[[ Document section, beginning ]]
I can't say this is the best way to do so but my instant thought is as
below:


Create two df

sc.hadoopConfiguration.set(XmlInputFormat.START_TAG_KEY, s"<emplist>")
sc.hadoopConfiguration.set(XmlInputFormat.END_TAG_KEY, s"</emplist>")
sc.hadoopConfiguration.set(XmlInputFormat.ENCODING_KEY, "UTF-8")
val strXmlDf = sc.newAPIHadoopFile(carsFile,
  classOf[XmlInputFormat],
  classOf[LongWritable],
  classOf[Text]).map { pair =>
    new String(pair._2.getBytes, 0, pair._2.getLength)
  }.toDF("XML")

val xmlDf = sqlContext.read.format("xml")
  .option("rowTag", "emplist")
  .load(path)
[[ Document section, end ]]
[[ Data shown, beginning ]]
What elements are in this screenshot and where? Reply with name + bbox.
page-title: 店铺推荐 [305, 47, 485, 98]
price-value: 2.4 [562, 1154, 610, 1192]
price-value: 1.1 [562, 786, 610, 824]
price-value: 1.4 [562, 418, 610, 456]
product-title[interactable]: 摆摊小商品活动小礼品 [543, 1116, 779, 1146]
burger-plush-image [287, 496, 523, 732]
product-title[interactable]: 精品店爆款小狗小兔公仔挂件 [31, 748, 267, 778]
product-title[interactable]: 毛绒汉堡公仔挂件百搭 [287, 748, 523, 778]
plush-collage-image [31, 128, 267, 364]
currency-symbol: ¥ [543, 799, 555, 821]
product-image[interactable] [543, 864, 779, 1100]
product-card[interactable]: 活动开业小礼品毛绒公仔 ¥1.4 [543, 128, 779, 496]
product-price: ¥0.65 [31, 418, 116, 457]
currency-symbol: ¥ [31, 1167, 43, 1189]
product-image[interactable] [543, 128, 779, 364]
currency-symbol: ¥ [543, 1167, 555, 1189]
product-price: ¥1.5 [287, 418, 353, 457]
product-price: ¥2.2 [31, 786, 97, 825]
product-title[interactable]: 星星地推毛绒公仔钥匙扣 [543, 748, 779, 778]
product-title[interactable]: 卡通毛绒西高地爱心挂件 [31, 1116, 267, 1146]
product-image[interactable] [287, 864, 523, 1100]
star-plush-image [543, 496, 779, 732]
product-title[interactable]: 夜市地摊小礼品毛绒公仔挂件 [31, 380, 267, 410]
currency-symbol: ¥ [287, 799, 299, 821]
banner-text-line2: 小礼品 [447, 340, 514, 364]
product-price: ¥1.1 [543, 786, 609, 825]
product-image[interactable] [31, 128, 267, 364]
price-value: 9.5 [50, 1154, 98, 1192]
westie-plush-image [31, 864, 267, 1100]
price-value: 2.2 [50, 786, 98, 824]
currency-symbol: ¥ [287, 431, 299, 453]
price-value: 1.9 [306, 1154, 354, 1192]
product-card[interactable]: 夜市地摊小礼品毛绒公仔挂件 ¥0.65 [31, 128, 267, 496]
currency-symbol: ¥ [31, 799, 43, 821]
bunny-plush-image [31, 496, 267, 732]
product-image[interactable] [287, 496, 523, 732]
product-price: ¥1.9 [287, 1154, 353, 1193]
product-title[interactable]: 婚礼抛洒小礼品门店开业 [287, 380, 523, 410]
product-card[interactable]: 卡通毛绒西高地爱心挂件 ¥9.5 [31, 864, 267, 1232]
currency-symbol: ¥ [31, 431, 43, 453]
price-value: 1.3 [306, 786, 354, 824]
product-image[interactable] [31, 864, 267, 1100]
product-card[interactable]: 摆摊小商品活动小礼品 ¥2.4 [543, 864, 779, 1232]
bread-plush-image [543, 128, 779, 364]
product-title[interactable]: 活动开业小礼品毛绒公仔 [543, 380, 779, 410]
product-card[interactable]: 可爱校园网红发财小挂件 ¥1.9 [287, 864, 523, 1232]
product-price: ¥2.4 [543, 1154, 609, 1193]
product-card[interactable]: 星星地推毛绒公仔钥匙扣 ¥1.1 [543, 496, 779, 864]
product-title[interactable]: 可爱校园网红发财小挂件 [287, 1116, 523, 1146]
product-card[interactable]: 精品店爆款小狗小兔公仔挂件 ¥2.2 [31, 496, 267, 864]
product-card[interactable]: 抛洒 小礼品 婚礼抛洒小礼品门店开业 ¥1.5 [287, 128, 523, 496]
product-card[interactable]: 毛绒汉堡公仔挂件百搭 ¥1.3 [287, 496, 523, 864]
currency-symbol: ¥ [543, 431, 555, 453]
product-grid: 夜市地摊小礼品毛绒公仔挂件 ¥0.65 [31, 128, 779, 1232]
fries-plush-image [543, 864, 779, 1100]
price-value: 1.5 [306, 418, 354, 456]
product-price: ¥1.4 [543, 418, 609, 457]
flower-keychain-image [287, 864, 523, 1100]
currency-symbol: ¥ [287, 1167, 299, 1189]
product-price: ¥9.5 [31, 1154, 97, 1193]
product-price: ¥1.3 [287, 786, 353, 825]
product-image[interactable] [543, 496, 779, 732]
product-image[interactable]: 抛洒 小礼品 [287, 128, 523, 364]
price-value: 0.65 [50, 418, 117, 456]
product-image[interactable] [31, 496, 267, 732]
[[ Data shown, end ]]
**Requirement 1**: Please summarize the forum answer on reading XML in Spark in two sentences.
**Requirement 2**: In the forum answer, what value is given to the "rowTag" option?
**Requirement 3**: List every class that the forum answer passes to newAPIHadoopFile through classOf.

**Your response 1**: The writer offers a first idea, without claiming it is the best way: create two DataFrames. One is built by setting the start tag, end tag and UTF-8 encoding for XmlInputFormat, reading the file with newAPIHadoopFile and mapping each record to a string in a column named "XML", and the other is loaded with sqlContext.read.format("xml") using "emplist" as the row tag.

**Your response 2**: "emplist"

**Your response 3**:
- XmlInputFormat
- LongWritable
- Text